■ **Goal**:
Pick out all lines with the word "name" from the records that follow.
━━━━━━
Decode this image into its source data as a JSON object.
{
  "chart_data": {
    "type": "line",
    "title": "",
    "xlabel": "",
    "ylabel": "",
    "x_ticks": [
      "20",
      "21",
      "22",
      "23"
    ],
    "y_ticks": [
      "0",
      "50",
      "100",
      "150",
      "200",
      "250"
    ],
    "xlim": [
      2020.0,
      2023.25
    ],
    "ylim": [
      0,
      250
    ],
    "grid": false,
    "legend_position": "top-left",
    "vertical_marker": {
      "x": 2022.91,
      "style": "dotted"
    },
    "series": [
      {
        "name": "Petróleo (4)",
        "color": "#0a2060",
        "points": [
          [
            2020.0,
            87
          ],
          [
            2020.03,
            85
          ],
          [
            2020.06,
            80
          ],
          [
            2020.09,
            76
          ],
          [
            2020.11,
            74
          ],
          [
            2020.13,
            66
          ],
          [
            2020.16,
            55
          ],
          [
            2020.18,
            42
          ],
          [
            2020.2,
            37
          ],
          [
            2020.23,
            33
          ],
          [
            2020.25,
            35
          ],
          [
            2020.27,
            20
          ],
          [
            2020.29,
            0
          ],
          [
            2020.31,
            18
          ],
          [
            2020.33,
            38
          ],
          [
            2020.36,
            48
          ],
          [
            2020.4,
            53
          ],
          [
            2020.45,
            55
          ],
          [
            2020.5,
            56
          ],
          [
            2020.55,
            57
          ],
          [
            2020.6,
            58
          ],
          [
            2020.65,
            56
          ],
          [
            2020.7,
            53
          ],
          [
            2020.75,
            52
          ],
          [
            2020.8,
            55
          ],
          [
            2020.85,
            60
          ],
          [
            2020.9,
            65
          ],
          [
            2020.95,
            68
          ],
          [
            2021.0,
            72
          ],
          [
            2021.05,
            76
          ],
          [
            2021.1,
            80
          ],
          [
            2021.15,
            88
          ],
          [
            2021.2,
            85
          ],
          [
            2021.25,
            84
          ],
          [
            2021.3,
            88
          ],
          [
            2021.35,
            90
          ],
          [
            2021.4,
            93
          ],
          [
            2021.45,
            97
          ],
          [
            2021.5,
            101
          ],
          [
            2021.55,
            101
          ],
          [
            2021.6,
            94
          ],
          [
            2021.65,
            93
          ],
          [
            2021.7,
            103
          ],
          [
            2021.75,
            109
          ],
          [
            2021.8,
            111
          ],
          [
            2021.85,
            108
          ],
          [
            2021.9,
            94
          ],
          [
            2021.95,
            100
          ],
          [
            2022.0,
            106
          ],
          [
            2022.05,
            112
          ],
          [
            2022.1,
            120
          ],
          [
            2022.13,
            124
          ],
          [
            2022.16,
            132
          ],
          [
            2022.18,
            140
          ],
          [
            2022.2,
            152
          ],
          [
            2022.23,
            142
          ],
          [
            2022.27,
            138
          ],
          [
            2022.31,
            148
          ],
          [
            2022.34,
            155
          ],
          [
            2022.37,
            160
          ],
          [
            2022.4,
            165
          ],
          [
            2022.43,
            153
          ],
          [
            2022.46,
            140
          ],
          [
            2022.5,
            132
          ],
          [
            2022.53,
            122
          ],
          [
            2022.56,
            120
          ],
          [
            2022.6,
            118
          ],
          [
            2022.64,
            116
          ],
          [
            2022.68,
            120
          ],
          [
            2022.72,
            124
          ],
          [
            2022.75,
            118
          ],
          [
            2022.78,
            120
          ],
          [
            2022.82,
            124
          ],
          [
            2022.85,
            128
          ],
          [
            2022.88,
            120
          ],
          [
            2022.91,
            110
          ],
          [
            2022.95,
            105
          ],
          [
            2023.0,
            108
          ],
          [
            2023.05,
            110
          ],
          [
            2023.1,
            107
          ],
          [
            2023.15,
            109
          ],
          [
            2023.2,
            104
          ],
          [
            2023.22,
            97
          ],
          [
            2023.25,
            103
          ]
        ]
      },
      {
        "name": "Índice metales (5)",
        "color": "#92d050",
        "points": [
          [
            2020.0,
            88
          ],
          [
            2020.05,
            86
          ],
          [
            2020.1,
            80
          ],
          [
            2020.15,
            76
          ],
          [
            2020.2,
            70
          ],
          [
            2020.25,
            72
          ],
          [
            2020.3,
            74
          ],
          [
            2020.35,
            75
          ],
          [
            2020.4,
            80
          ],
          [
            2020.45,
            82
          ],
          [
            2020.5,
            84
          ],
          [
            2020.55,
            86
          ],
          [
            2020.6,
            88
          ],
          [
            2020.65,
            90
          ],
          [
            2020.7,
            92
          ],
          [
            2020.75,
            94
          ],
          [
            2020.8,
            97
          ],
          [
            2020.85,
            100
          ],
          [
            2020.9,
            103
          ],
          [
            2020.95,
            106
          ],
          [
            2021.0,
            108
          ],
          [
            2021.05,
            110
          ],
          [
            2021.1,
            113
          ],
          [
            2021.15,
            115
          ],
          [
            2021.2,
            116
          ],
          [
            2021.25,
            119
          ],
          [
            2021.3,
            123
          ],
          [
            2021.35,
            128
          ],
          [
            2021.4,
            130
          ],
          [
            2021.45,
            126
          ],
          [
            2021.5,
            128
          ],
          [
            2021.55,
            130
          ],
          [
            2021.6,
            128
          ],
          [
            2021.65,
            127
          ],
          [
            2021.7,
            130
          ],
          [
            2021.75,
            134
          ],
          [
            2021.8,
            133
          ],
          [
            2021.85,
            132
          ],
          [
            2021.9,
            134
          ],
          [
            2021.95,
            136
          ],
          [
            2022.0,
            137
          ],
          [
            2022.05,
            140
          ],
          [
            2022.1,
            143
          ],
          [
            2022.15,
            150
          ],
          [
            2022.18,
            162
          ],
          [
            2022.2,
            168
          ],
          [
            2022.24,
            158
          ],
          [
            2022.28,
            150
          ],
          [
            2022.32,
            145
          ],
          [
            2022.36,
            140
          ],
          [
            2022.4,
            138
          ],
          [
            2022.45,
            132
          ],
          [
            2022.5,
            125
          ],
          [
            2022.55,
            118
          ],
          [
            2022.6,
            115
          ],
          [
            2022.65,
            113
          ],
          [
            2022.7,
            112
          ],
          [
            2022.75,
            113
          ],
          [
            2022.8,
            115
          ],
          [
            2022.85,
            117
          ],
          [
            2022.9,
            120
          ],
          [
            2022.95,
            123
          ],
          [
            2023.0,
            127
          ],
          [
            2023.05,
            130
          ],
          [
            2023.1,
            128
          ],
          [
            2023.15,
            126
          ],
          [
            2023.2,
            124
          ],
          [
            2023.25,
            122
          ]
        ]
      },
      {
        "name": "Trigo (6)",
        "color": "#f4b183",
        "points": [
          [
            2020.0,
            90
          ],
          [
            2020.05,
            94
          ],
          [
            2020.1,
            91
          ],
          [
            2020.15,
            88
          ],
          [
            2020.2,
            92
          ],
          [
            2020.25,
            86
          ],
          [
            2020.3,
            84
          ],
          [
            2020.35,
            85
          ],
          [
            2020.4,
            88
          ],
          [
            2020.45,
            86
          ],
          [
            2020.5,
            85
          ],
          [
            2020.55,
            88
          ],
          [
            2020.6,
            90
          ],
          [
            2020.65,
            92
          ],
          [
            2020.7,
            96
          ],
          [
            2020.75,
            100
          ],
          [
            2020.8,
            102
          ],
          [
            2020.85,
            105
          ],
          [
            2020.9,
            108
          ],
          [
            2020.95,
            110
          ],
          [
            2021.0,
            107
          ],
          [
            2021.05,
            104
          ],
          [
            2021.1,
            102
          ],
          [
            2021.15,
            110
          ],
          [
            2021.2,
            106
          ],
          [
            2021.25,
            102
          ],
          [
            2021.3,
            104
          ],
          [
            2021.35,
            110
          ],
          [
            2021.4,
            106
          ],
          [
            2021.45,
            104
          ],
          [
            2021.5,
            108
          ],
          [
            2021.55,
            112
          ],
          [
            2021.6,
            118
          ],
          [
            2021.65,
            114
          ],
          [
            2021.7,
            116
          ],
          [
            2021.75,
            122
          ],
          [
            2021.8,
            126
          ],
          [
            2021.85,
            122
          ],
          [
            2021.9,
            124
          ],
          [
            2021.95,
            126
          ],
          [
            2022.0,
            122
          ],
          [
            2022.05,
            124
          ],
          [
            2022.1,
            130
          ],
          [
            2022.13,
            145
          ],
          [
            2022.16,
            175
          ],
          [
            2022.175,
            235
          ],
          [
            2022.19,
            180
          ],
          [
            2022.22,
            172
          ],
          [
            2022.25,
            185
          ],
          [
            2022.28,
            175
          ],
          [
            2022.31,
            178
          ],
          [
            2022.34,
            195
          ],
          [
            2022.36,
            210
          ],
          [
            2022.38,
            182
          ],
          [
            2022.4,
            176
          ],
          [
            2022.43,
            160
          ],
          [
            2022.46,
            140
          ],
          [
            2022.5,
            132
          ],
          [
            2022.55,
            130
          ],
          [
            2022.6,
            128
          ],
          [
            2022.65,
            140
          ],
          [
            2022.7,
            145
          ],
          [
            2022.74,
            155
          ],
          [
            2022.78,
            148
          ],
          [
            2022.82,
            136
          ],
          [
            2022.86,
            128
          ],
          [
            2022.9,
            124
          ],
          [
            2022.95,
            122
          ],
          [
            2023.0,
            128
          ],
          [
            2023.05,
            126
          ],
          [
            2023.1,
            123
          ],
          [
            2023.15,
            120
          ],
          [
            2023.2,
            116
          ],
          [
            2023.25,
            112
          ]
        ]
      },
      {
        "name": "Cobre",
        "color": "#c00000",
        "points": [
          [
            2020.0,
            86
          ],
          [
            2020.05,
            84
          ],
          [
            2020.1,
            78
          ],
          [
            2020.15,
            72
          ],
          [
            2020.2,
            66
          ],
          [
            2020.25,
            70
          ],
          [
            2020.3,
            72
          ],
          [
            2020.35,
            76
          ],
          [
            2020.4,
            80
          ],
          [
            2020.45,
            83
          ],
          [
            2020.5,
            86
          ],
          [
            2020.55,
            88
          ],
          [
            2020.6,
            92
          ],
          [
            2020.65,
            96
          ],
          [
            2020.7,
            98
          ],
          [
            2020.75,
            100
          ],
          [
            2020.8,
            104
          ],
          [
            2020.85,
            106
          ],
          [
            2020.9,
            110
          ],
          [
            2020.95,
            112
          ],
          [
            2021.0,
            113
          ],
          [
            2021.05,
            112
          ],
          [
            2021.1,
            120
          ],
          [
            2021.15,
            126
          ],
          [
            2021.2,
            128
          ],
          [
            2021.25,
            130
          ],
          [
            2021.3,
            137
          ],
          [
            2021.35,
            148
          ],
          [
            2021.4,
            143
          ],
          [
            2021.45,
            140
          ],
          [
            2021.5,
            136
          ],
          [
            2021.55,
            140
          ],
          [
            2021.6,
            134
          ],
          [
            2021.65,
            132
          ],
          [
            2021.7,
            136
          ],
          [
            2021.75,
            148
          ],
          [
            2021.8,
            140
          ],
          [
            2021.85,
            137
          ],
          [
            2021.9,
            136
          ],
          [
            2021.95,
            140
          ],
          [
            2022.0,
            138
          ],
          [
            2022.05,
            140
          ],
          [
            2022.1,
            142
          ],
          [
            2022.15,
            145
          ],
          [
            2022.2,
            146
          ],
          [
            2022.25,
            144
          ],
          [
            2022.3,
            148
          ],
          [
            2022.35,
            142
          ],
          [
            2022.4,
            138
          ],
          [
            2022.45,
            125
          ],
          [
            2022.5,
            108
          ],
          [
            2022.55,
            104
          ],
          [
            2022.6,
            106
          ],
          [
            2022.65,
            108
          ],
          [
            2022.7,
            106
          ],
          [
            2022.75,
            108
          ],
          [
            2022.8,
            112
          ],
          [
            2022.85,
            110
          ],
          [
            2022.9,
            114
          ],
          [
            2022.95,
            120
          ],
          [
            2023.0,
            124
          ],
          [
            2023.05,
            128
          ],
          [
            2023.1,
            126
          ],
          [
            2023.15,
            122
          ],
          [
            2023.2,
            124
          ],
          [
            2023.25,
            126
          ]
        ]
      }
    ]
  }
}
━━━━━━
■ **Answer below**:
        "name": "Petróleo (4)",
        "name": "Índice metales (5)",
        "name": "Trigo (6)",
        "name": "Cobre",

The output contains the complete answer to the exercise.